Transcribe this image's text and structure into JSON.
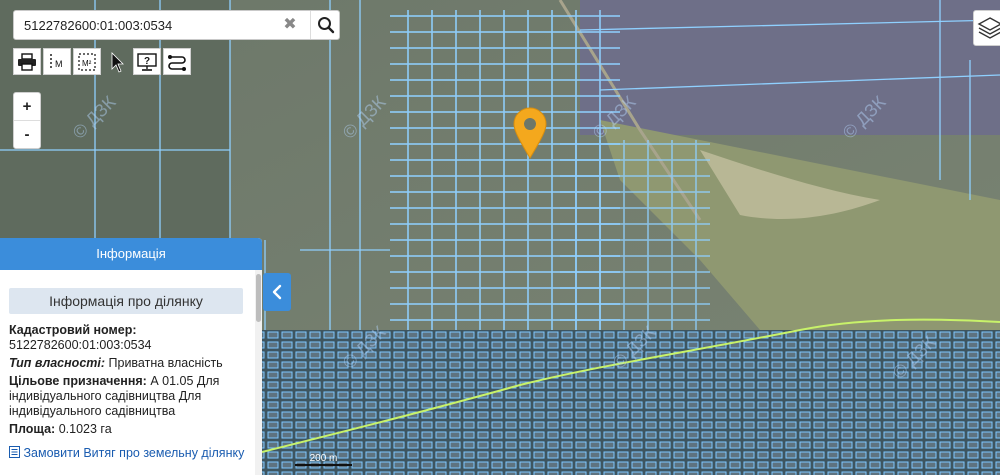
{
  "search": {
    "value": "5122782600:01:003:0534"
  },
  "zoom": {
    "in_label": "+",
    "out_label": "-"
  },
  "toolbar": {
    "measure_line_label": "M",
    "measure_area_label": "M²"
  },
  "info_panel": {
    "header": "Інформація",
    "title": "Інформація про ділянку",
    "cadastral_label": "Кадастровий номер:",
    "cadastral_value": "5122782600:01:003:0534",
    "ownership_label": "Тип власності:",
    "ownership_value": "Приватна власність",
    "purpose_label": "Цільове призначення:",
    "purpose_value": "А 01.05 Для індивідуального садівництва Для індивідуального садівництва",
    "area_label": "Площа:",
    "area_value": "0.1023 га",
    "order_link": "Замовити Витяг про земельну ділянку"
  },
  "scale": {
    "label": "200 m"
  },
  "watermark": "© ДЗК",
  "colors": {
    "accent": "#3b8ddb",
    "marker": "#f4a81d",
    "parcel_outline": "#8fd0ff",
    "boundary": "#c8f26a"
  }
}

☆ ☆ ☆

Omit pictures; set down the rest of the material word for word.

*SOLUTION TO THIS PROBLEM*.
Transcribe this image's text and structure into JSON.
{
  "search": {
    "value": "5122782600:01:003:0534"
  },
  "zoom": {
    "in_label": "+",
    "out_label": "-"
  },
  "toolbar": {
    "measure_line_label": "M",
    "measure_area_label": "M²"
  },
  "info_panel": {
    "header": "Інформація",
    "title": "Інформація про ділянку",
    "cadastral_label": "Кадастровий номер:",
    "cadastral_value": "5122782600:01:003:0534",
    "ownership_label": "Тип власності:",
    "ownership_value": "Приватна власність",
    "purpose_label": "Цільове призначення:",
    "purpose_value": "А 01.05 Для індивідуального садівництва Для індивідуального садівництва",
    "area_label": "Площа:",
    "area_value": "0.1023 га",
    "order_link": "Замовити Витяг про земельну ділянку"
  },
  "scale": {
    "label": "200 m"
  },
  "watermark": "© ДЗК",
  "colors": {
    "accent": "#3b8ddb",
    "marker": "#f4a81d",
    "parcel_outline": "#8fd0ff",
    "boundary": "#c8f26a"
  }
}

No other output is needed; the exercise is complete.